Do this
Determine how many lines contain the string "title" and reply with that number alone.

Dataset entries
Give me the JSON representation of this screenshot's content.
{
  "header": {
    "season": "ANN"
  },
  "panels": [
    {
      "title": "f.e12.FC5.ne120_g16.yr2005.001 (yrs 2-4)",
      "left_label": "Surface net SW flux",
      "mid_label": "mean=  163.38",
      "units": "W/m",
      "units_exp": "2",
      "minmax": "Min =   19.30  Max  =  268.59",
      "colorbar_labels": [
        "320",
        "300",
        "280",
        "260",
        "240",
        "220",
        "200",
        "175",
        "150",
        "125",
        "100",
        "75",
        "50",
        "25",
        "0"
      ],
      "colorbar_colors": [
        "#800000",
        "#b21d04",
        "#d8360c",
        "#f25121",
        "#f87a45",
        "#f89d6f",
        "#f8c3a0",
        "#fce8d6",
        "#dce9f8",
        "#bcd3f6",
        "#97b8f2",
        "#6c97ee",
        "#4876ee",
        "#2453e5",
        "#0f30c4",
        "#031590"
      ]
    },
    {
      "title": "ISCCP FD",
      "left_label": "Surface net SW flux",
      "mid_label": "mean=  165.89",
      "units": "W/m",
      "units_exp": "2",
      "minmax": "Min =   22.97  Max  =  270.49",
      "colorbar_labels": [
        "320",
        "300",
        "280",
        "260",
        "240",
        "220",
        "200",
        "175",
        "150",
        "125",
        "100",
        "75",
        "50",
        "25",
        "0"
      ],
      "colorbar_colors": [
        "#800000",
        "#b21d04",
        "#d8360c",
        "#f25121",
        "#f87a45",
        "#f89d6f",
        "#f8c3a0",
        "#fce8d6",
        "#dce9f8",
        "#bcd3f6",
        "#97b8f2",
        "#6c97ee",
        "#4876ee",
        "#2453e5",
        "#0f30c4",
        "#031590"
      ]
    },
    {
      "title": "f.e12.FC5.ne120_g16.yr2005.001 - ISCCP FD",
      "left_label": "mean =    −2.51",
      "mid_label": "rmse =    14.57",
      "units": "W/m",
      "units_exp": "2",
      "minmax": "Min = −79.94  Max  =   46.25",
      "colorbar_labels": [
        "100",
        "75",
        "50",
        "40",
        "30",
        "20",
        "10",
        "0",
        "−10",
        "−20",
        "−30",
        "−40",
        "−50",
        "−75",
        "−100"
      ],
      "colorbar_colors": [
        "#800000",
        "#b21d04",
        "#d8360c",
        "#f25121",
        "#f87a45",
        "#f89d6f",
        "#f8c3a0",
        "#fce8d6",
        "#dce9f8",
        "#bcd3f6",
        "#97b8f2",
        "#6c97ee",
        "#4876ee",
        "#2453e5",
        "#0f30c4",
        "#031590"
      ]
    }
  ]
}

Correct response
3